◆ What to work on: Only the number is wanted: count the lines that contain "estos".

Collected data:
· · · ·
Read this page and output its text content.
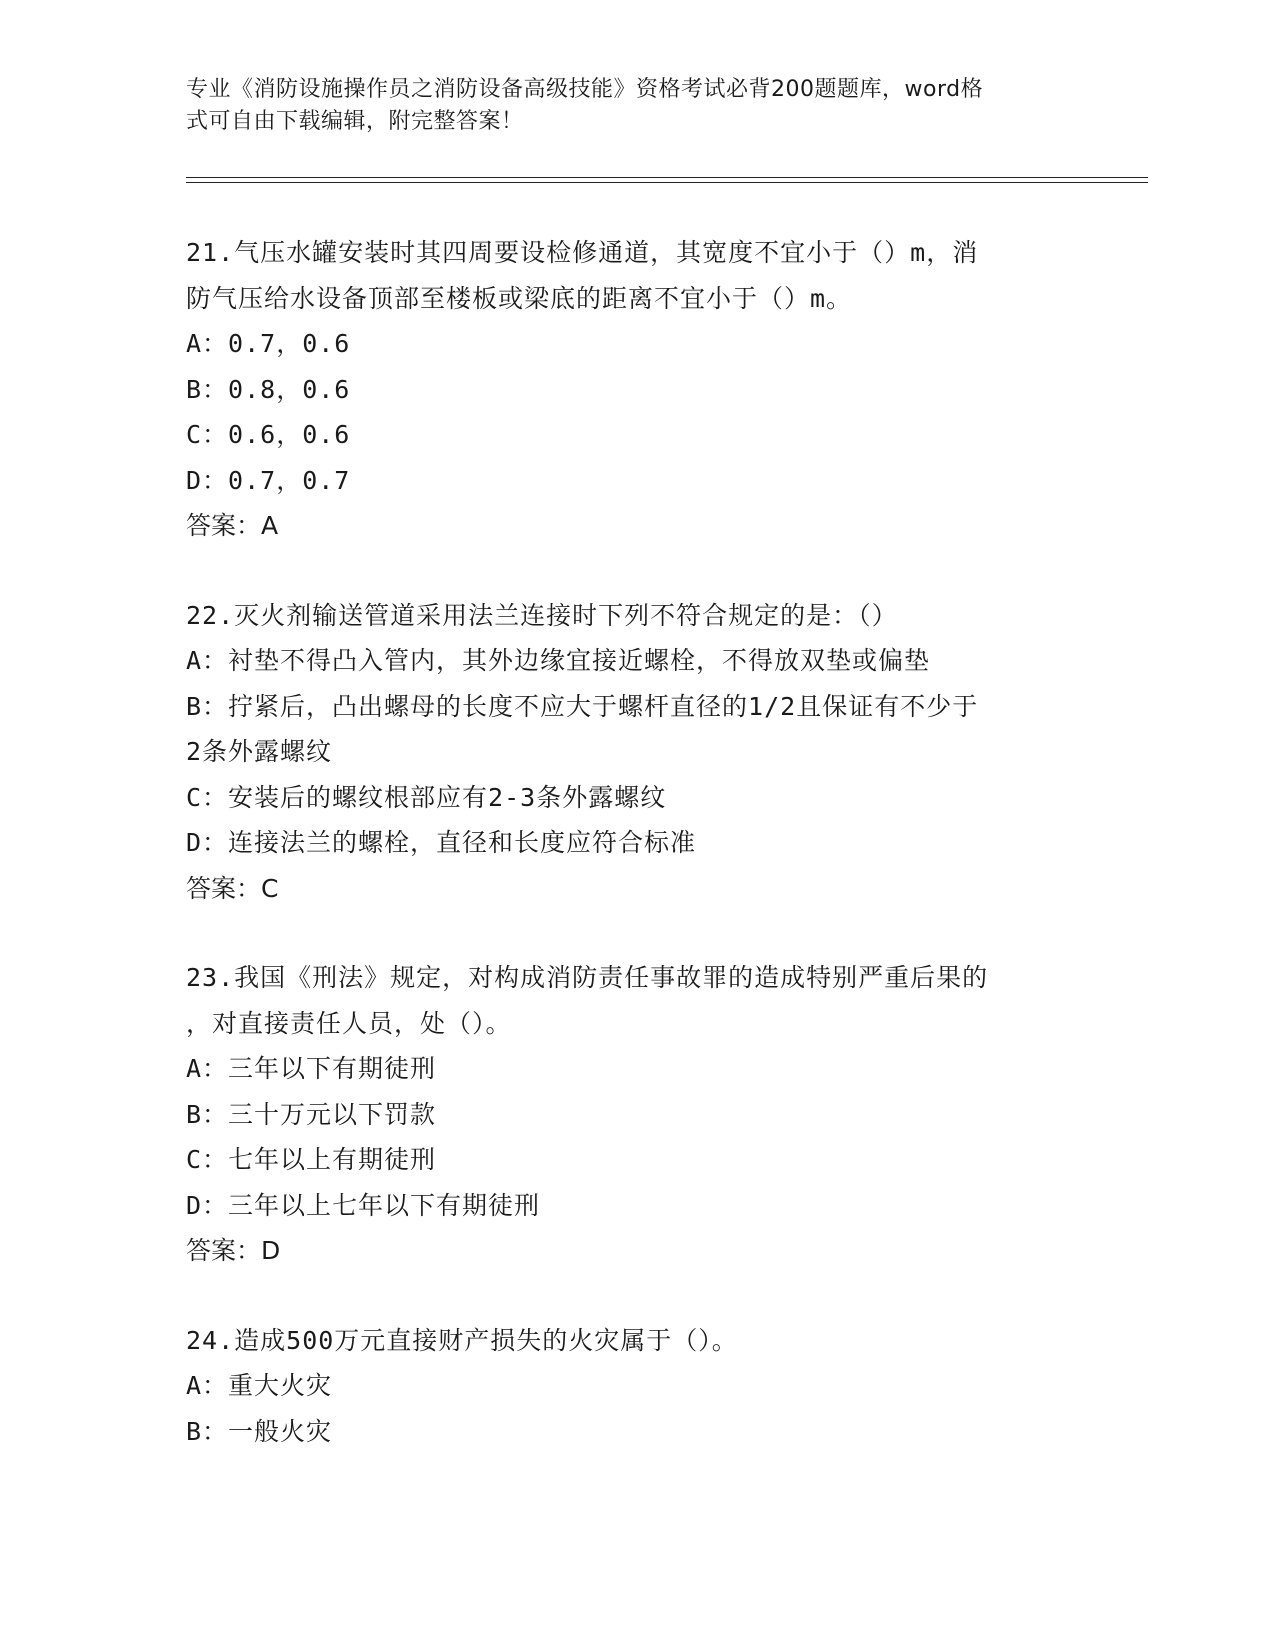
专业《消防设施操作员之消防设备高级技能》资格考试必背200题题库，word格
式可自由下载编辑，附完整答案！
21.气压水罐安装时其四周要设检修通道，其宽度不宜小于（）m，消
防气压给水设备顶部至楼板或梁底的距离不宜小于（）m。
A：0.7，0.6
B：0.8，0.6
C：0.6，0.6
D：0.7，0.7
答案：A
22.灭火剂输送管道采用法兰连接时下列不符合规定的是：（）
A：衬垫不得凸入管内，其外边缘宜接近螺栓，不得放双垫或偏垫
B：拧紧后，凸出螺母的长度不应大于螺杆直径的1/2且保证有不少于
2条外露螺纹
C：安装后的螺纹根部应有2-3条外露螺纹
D：连接法兰的螺栓，直径和长度应符合标准
答案：C
23.我国《刑法》规定，对构成消防责任事故罪的造成特别严重后果的
，对直接责任人员，处（）。
A：三年以下有期徒刑
B：三十万元以下罚款
C：七年以上有期徒刑
D：三年以上七年以下有期徒刑
答案：D
24.造成500万元直接财产损失的火灾属于（）。
A：重大火灾
B：一般火灾
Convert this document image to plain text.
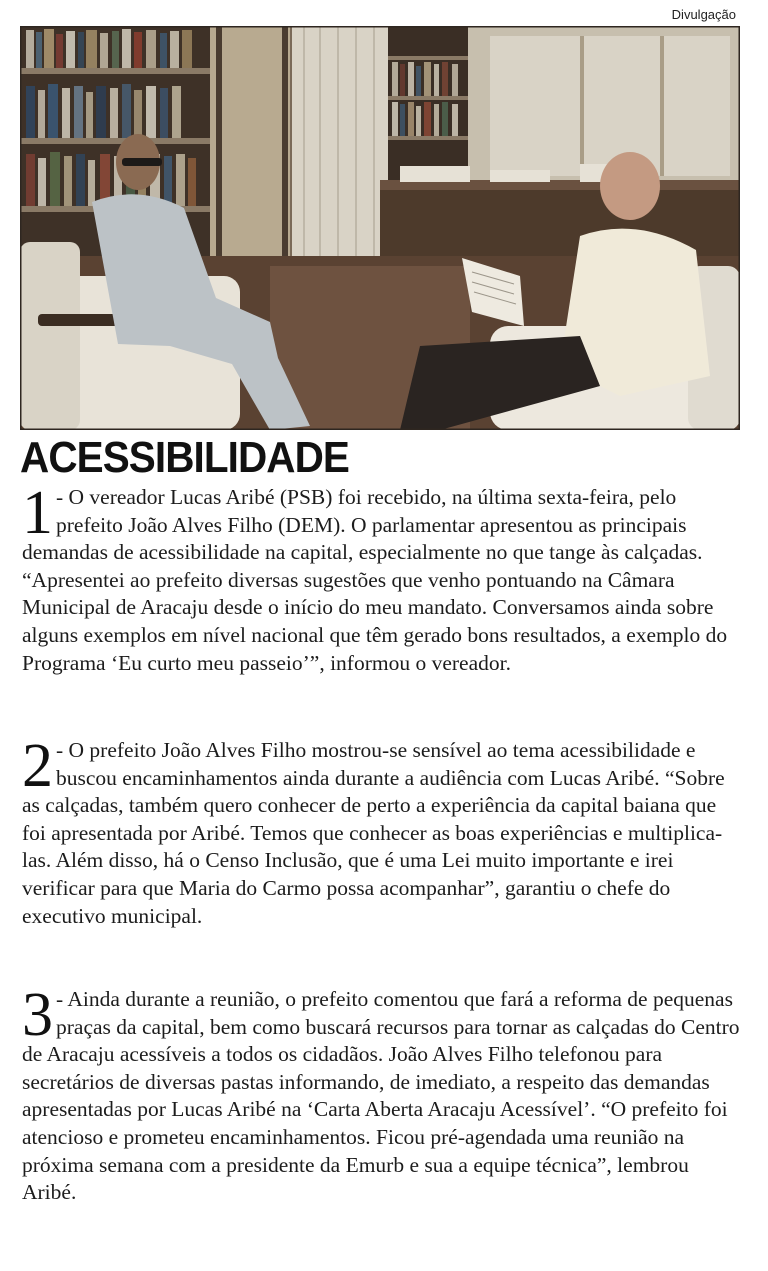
Divulgação
ACESSIBILIDADE
1 - O vereador Lucas Aribé (PSB) foi recebido, na última sexta-feira, pelo prefeito João Alves Filho (DEM). O parlamentar apresentou as principais demandas de acessibilidade na capital, especialmente no que tange às calçadas. “Apresentei ao prefeito diversas sugestões que venho pontuando na Câmara Municipal de Aracaju desde o início do meu mandato. Conversamos ainda sobre alguns exemplos em nível nacional que têm gerado bons resultados, a exemplo do Programa ‘Eu curto meu passeio’”, informou o vereador.
2 - O prefeito João Alves Filho mostrou-se sensível ao tema acessibilidade e buscou encaminhamentos ainda durante a audiência com Lucas Aribé. “Sobre as calçadas, também quero conhecer de perto a experiência da capital baiana que foi apresentada por Aribé. Temos que conhecer as boas experiências e multiplica-las. Além disso, há o Censo Inclusão, que é uma Lei muito importante e irei verificar para que Maria do Carmo possa acompanhar”, garantiu o chefe do executivo municipal.
3 - Ainda durante a reunião, o prefeito comentou que fará a reforma de pequenas praças da capital, bem como buscará recursos para tornar as calçadas do Centro de Aracaju acessíveis a todos os cidadãos. João Alves Filho telefonou para secretários de diversas pastas informando, de imediato, a respeito das demandas apresentadas por Lucas Aribé na ‘Carta Aberta Aracaju Acessível’. “O prefeito foi atencioso e prometeu encaminhamentos. Ficou pré-agendada uma reunião na próxima semana com a presidente da Emurb e sua a equipe técnica”, lembrou Aribé.
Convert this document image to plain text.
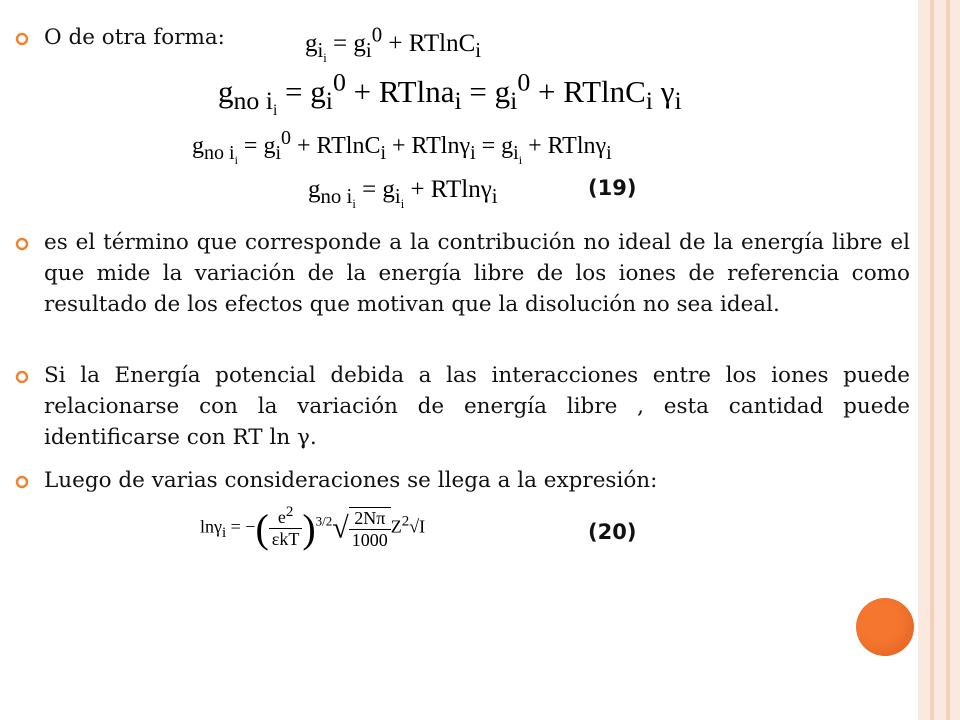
O de otra forma:	$g_{i_i} = g_i^0 + RTlnC_i$
$g_{no i_i} = g_i^0 + RTlna_i = g_i^0 + RTlnC_i$ $\gamma_i$
$g_{no i_i} = g_i^0 + RTlnC_i + RTln\gamma_i = g_{i_i} + RTln\gamma_i$
$g_{no i_i} = g_{i_i} + RTln\gamma_i$	(19)
es el término que corresponde a la contribución no ideal de la energía libre el que mide la variación de la energía libre de los iones de referencia como resultado de los efectos que motivan que la disolución no sea ideal.
Si la Energía potencial debida a las interacciones entre los iones puede relacionarse con la variación de energía libre , esta cantidad puede identificarse con RT ln γ.
Luego de varias consideraciones se llega a la expresión:
lnγ$_i$ = −( $\frac{e^2}{\text{εkT}} )^{3/2}√ \frac{2N\pi}{1000} Z^2√I$	(20)
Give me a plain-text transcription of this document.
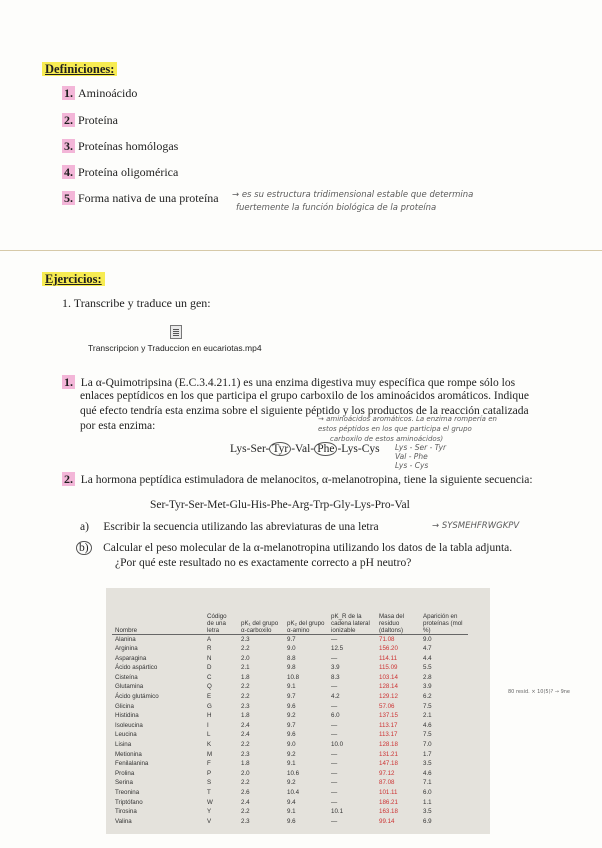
Definiciones:
1. Aminoácido
2. Proteína
3. Proteínas homólogas
4. Proteína oligomérica
5. Forma nativa de una proteína → es su estructura tridimensional estable que determina
fuertemente la función biológica de la proteína
Ejercicios:
1. Transcribe y traduce un gen:
Transcripcion y Traduccion en eucariotas.mp4
1. La α-Quimotripsina (E.C.3.4.21.1) es una enzima digestiva muy específica que rompe sólo los
enlaces peptídicos en los que participa el grupo carboxilo de los aminoácidos aromáticos. Indique
qué efecto tendría esta enzima sobre el siguiente péptido y los productos de la reacción catalizada
por esta enzima:
→ aminoácidos aromáticos. La enzima rompería en
estos péptidos en los que participa el grupo
carboxilo de estos aminoácidos)
Lys-Ser- Tyr -Val- Phe -Lys-Cys Lys - Ser - Tyr
Val - Phe
Lys - Cys
2. La hormona peptídica estimuladora de melanocitos, α-melanotropina, tiene la siguiente secuencia:
Ser-Tyr-Ser-Met-Glu-His-Phe-Arg-Trp-Gly-Lys-Pro-Val
a) Escribir la secuencia utilizando las abreviaturas de una letra	→ SYSMEHFRWGKPV
b) Calcular el peso molecular de la α-melanotropina utilizando los datos de la tabla adjunta.
¿Por qué este resultado no es exactamente correcto a pH neutro?
Nombre	Código de una letra	pK₁ del grupo α-carboxilo	pK₂ del grupo α-amino	pK_R de la cadena lateral ionizable	Masa del residuo (daltons)	Aparición en proteínas (mol %)
Alanina	A	2.3	9.7	—	71.08	9.0
Arginina	R	2.2	9.0	12.5	156.20	4.7
Asparagina	N	2.0	8.8	—	114.11	4.4
Ácido aspártico	D	2.1	9.8	3.9	115.09	5.5
Cisteína	C	1.8	10.8	8.3	103.14	2.8
Glutamina	Q	2.2	9.1	—	128.14	3.9
Ácido glutámico	E	2.2	9.7	4.2	129.12	6.2
Glicina	G	2.3	9.6	—	57.06	7.5
Histidina	H	1.8	9.2	6.0	137.15	2.1
Isoleucina	I	2.4	9.7	—	113.17	4.6
Leucina	L	2.4	9.6	—	113.17	7.5
Lisina	K	2.2	9.0	10.0	128.18	7.0
Metionina	M	2.3	9.2	—	131.21	1.7
Fenilalanina	F	1.8	9.1	—	147.18	3.5
Prolina	P	2.0	10.6	—	97.12	4.6
Serina	S	2.2	9.2	—	87.08	7.1
Treonina	T	2.6	10.4	—	101.11	6.0
Triptófano	W	2.4	9.4	—	186.21	1.1
Tirosina	Y	2.2	9.1	10.1	163.18	3.5
Valina	V	2.3	9.6	—	99.14	6.9
80 resid. × 10(5)? → 9ne
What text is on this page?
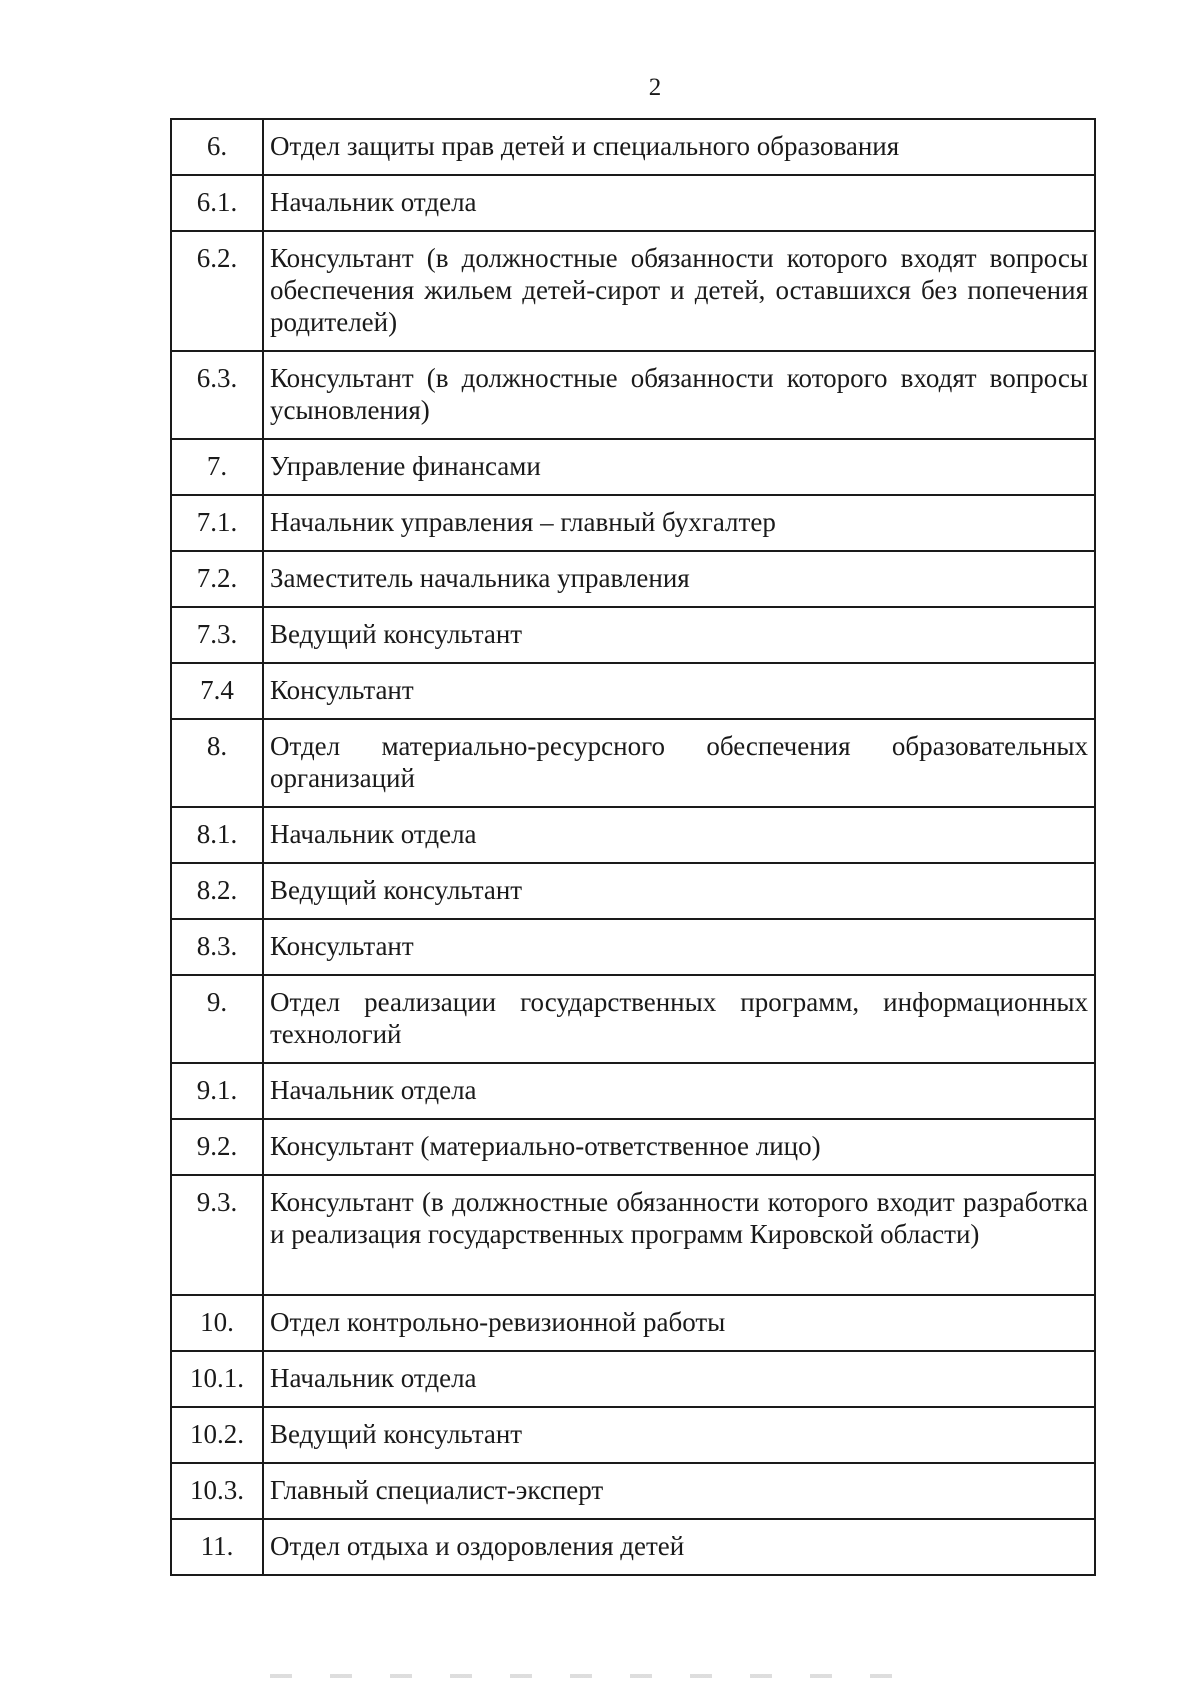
2
6.	Отдел защиты прав детей и специального образования
6.1.	Начальник отдела
6.2.	Консультант (в должностные обязанности которого входят вопросы обеспечения жильем детей-сирот и детей, оставшихся без попечения родителей)
6.3.	Консультант (в должностные обязанности которого входят вопросы усыновления)
7.	Управление финансами
7.1.	Начальник управления – главный бухгалтер
7.2.	Заместитель начальника управления
7.3.	Ведущий консультант
7.4	Консультант
8.	Отдел материально-ресурсного обеспечения образовательных организаций
8.1.	Начальник отдела
8.2.	Ведущий консультант
8.3.	Консультант
9.	Отдел реализации государственных программ, информационных технологий
9.1.	Начальник отдела
9.2.	Консультант (материально-ответственное лицо)
9.3.	Консультант (в должностные обязанности которого входит разработка и реализация государственных программ Кировской области)
10.	Отдел контрольно-ревизионной работы
10.1.	Начальник отдела
10.2.	Ведущий консультант
10.3.	Главный специалист-эксперт
11.	Отдел отдыха и оздоровления детей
· · · ·
◆ Output: 2